■ **YOUR GOAL**: Work through the data line by line, gathering every line that has the word "frac".

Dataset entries
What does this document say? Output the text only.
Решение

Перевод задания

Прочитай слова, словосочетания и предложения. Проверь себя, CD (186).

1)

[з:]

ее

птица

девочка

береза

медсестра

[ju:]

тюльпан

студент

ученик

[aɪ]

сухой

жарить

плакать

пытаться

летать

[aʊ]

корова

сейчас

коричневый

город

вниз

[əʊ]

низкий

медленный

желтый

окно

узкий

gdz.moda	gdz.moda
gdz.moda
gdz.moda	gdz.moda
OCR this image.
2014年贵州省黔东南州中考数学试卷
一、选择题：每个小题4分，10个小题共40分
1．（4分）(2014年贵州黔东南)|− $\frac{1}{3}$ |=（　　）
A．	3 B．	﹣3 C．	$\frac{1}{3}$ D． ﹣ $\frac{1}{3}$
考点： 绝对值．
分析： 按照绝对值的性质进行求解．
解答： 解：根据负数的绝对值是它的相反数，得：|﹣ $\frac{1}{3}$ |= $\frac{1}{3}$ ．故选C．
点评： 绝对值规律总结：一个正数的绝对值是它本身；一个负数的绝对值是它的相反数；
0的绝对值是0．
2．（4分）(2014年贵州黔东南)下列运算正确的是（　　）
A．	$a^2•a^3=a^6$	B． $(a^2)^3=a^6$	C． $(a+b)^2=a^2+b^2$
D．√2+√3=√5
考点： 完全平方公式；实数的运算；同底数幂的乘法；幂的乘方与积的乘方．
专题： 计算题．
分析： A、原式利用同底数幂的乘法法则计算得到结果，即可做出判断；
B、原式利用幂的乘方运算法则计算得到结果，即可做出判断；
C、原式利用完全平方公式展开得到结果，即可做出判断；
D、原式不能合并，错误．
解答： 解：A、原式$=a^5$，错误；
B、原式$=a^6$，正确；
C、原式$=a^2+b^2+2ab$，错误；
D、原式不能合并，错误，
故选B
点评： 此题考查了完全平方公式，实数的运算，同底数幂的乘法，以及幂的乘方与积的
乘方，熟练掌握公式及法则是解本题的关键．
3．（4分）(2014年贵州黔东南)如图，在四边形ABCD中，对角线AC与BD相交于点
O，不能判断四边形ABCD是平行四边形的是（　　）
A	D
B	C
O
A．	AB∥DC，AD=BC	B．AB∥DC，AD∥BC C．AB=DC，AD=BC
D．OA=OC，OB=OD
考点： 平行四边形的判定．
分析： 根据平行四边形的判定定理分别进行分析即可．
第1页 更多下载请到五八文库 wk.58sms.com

■ **WRITTEN SOLUTION**:
1．（4分）(2014年贵州黔东南)|− $\frac{1}{3}$ |=（　　）
A．	3 B．	﹣3 C．	$\frac{1}{3}$ D． ﹣ $\frac{1}{3}$
解答： 解：根据负数的绝对值是它的相反数，得：|﹣ $\frac{1}{3}$ |= $\frac{1}{3}$ ．故选C．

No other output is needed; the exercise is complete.